**Given request:**
Transcribe the records below in full; pictures stay out of the copy.

**Material:**
** start **

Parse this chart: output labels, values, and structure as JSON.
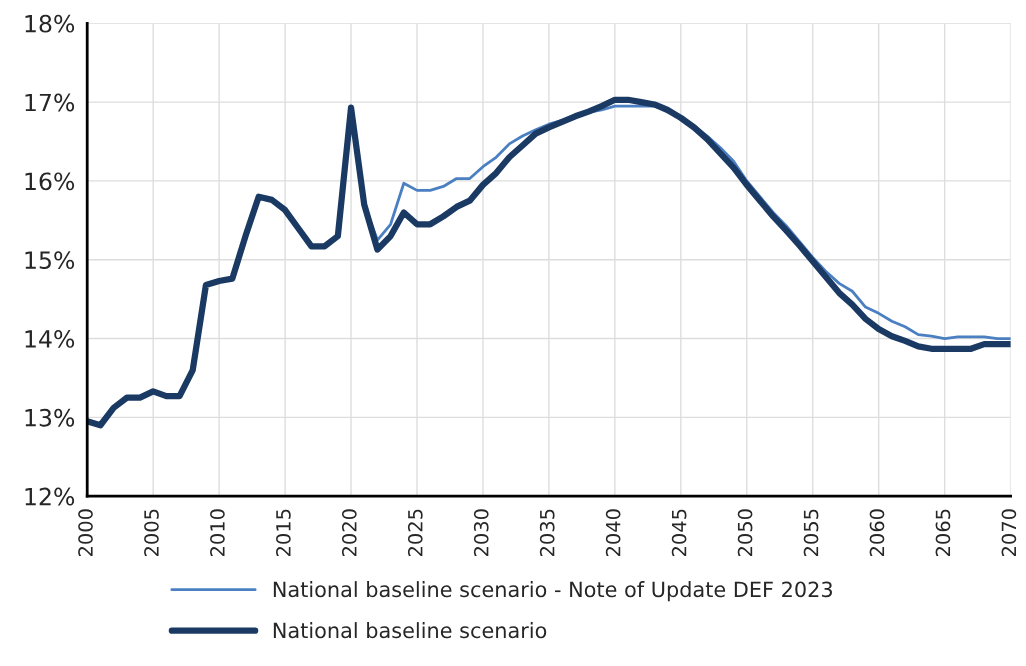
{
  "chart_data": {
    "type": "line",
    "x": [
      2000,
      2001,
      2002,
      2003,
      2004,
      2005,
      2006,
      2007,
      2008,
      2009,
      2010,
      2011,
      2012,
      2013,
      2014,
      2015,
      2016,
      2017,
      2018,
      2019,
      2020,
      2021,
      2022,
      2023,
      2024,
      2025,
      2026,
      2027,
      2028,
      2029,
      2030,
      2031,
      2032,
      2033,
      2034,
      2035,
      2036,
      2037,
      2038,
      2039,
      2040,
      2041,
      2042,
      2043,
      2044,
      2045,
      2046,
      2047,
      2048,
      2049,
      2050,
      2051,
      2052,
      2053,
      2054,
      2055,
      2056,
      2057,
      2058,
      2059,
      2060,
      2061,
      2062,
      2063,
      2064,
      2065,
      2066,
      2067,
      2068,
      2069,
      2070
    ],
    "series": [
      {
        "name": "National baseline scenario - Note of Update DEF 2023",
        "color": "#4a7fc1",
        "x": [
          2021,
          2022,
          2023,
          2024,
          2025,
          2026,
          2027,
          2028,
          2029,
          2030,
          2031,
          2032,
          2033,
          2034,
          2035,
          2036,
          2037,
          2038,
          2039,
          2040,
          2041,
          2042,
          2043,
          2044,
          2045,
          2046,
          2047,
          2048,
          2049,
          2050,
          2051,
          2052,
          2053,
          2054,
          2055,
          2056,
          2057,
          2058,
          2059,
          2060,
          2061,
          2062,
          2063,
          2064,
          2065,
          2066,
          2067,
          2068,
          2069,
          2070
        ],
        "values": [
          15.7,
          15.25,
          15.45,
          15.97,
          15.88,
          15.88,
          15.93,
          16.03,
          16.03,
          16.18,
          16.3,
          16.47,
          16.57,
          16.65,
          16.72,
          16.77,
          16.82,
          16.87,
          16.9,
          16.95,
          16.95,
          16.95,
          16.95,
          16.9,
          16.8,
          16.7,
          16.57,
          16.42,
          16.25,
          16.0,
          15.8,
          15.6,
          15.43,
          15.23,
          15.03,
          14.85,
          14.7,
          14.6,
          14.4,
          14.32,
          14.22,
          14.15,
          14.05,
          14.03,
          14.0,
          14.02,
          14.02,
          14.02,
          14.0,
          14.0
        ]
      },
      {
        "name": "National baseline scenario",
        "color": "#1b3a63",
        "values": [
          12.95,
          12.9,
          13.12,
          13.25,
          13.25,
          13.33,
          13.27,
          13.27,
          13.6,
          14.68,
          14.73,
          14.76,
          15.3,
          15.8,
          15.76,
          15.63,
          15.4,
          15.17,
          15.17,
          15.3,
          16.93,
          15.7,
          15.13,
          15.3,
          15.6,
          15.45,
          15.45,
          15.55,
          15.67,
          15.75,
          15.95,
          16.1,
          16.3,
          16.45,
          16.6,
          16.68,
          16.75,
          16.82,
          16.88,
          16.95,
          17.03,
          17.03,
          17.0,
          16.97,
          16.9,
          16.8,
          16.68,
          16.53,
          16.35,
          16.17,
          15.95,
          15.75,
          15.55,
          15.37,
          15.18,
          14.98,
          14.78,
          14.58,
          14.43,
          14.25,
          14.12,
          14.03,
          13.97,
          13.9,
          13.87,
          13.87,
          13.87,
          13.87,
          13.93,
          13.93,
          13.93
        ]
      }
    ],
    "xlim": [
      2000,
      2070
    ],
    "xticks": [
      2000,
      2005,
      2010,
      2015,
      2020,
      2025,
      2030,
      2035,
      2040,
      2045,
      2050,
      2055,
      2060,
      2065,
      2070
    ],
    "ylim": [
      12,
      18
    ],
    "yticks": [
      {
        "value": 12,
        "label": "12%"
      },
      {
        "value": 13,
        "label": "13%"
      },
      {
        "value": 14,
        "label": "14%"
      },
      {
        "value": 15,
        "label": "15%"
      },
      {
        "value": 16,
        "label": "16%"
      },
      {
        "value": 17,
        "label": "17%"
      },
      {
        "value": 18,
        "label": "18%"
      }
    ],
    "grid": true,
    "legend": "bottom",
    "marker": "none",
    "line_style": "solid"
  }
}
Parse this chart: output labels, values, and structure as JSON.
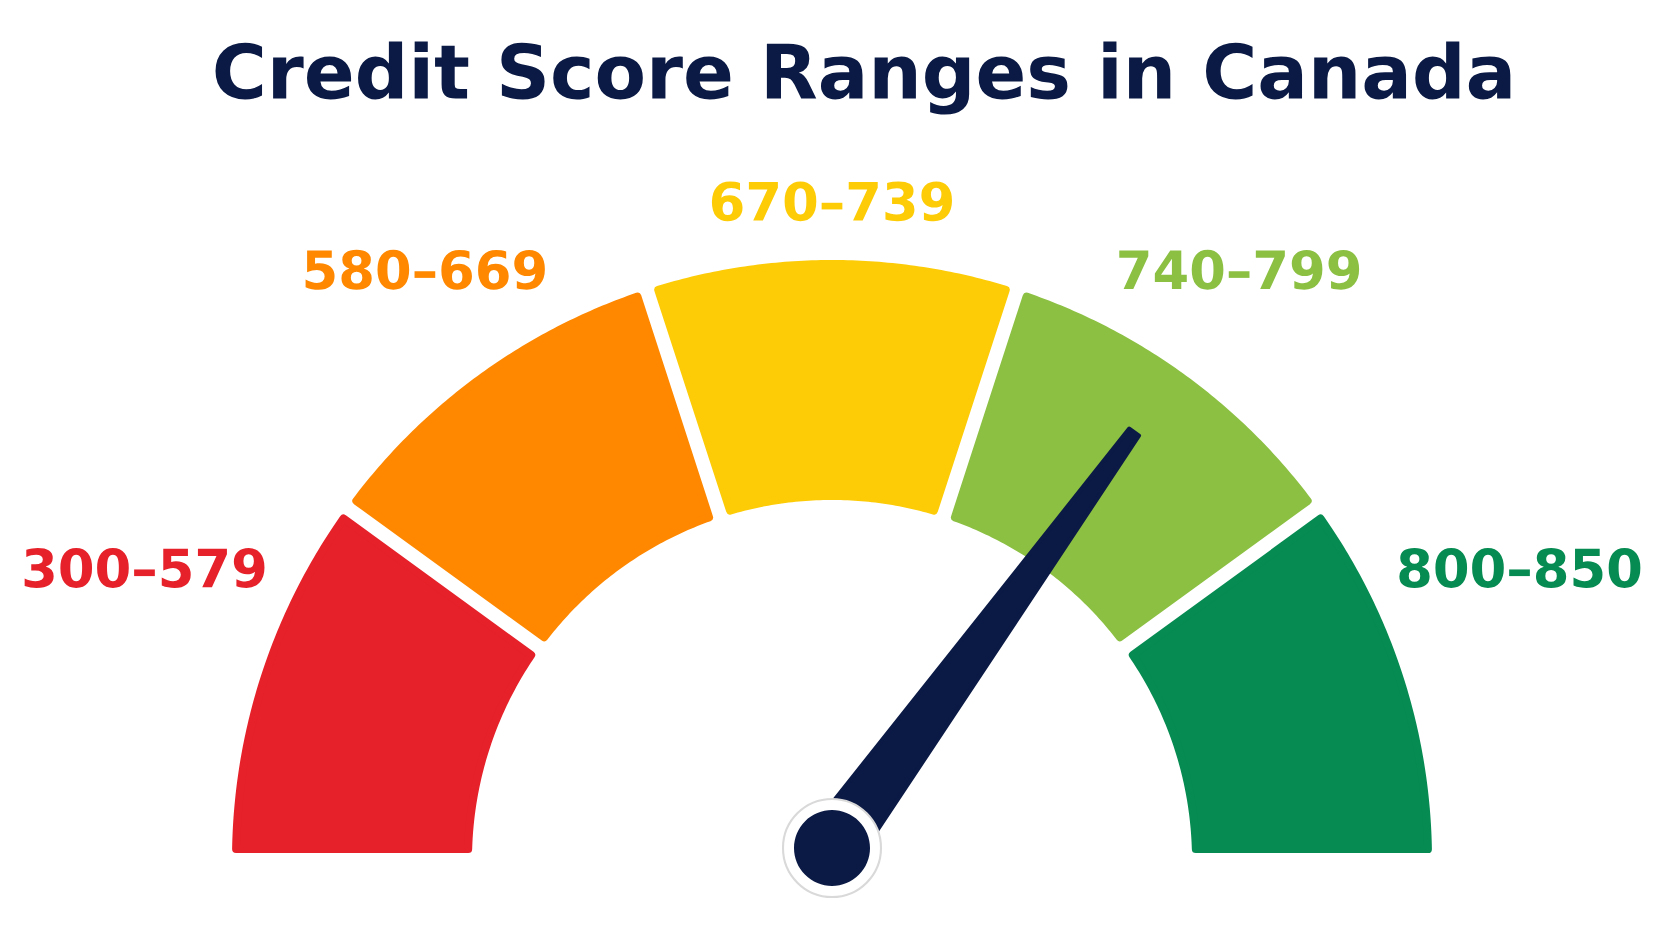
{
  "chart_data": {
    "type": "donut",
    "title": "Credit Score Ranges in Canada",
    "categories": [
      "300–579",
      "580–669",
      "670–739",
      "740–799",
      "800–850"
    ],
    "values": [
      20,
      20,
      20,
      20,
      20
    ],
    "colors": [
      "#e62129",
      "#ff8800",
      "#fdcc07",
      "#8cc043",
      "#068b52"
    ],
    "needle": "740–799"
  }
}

** end **

**Answer to this problem:**
Parse this chart: output labels, values, and structure as JSON.
{
  "chart_data": {
    "type": "line",
    "x": [
      2000,
      2001,
      2002,
      2003,
      2004,
      2005,
      2006,
      2007,
      2008,
      2009,
      2010,
      2011,
      2012,
      2013,
      2014,
      2015,
      2016,
      2017,
      2018,
      2019,
      2020,
      2021,
      2022,
      2023,
      2024,
      2025,
      2026,
      2027,
      2028,
      2029,
      2030,
      2031,
      2032,
      2033,
      2034,
      2035,
      2036,
      2037,
      2038,
      2039,
      2040,
      2041,
      2042,
      2043,
      2044,
      2045,
      2046,
      2047,
      2048,
      2049,
      2050,
      2051,
      2052,
      2053,
      2054,
      2055,
      2056,
      2057,
      2058,
      2059,
      2060,
      2061,
      2062,
      2063,
      2064,
      2065,
      2066,
      2067,
      2068,
      2069,
      2070
    ],
    "series": [
      {
        "name": "National baseline scenario - Note of Update DEF 2023",
        "color": "#4a7fc1",
        "x": [
          2021,
          2022,
          2023,
          2024,
          2025,
          2026,
          2027,
          2028,
          2029,
          2030,
          2031,
          2032,
          2033,
          2034,
          2035,
          2036,
          2037,
          2038,
          2039,
          2040,
          2041,
          2042,
          2043,
          2044,
          2045,
          2046,
          2047,
          2048,
          2049,
          2050,
          2051,
          2052,
          2053,
          2054,
          2055,
          2056,
          2057,
          2058,
          2059,
          2060,
          2061,
          2062,
          2063,
          2064,
          2065,
          2066,
          2067,
          2068,
          2069,
          2070
        ],
        "values": [
          15.7,
          15.25,
          15.45,
          15.97,
          15.88,
          15.88,
          15.93,
          16.03,
          16.03,
          16.18,
          16.3,
          16.47,
          16.57,
          16.65,
          16.72,
          16.77,
          16.82,
          16.87,
          16.9,
          16.95,
          16.95,
          16.95,
          16.95,
          16.9,
          16.8,
          16.7,
          16.57,
          16.42,
          16.25,
          16.0,
          15.8,
          15.6,
          15.43,
          15.23,
          15.03,
          14.85,
          14.7,
          14.6,
          14.4,
          14.32,
          14.22,
          14.15,
          14.05,
          14.03,
          14.0,
          14.02,
          14.02,
          14.02,
          14.0,
          14.0
        ]
      },
      {
        "name": "National baseline scenario",
        "color": "#1b3a63",
        "values": [
          12.95,
          12.9,
          13.12,
          13.25,
          13.25,
          13.33,
          13.27,
          13.27,
          13.6,
          14.68,
          14.73,
          14.76,
          15.3,
          15.8,
          15.76,
          15.63,
          15.4,
          15.17,
          15.17,
          15.3,
          16.93,
          15.7,
          15.13,
          15.3,
          15.6,
          15.45,
          15.45,
          15.55,
          15.67,
          15.75,
          15.95,
          16.1,
          16.3,
          16.45,
          16.6,
          16.68,
          16.75,
          16.82,
          16.88,
          16.95,
          17.03,
          17.03,
          17.0,
          16.97,
          16.9,
          16.8,
          16.68,
          16.53,
          16.35,
          16.17,
          15.95,
          15.75,
          15.55,
          15.37,
          15.18,
          14.98,
          14.78,
          14.58,
          14.43,
          14.25,
          14.12,
          14.03,
          13.97,
          13.9,
          13.87,
          13.87,
          13.87,
          13.87,
          13.93,
          13.93,
          13.93
        ]
      }
    ],
    "xlim": [
      2000,
      2070
    ],
    "xticks": [
      2000,
      2005,
      2010,
      2015,
      2020,
      2025,
      2030,
      2035,
      2040,
      2045,
      2050,
      2055,
      2060,
      2065,
      2070
    ],
    "ylim": [
      12,
      18
    ],
    "yticks": [
      {
        "value": 12,
        "label": "12%"
      },
      {
        "value": 13,
        "label": "13%"
      },
      {
        "value": 14,
        "label": "14%"
      },
      {
        "value": 15,
        "label": "15%"
      },
      {
        "value": 16,
        "label": "16%"
      },
      {
        "value": 17,
        "label": "17%"
      },
      {
        "value": 18,
        "label": "18%"
      }
    ],
    "grid": true,
    "legend": "bottom",
    "marker": "none",
    "line_style": "solid"
  }
}
Parse this chart: output labels, values, and structure as JSON.
{
  "chart_data": {
    "type": "donut",
    "title": "Credit Score Ranges in Canada",
    "categories": [
      "300–579",
      "580–669",
      "670–739",
      "740–799",
      "800–850"
    ],
    "values": [
      20,
      20,
      20,
      20,
      20
    ],
    "colors": [
      "#e62129",
      "#ff8800",
      "#fdcc07",
      "#8cc043",
      "#068b52"
    ],
    "needle": "740–799"
  }
}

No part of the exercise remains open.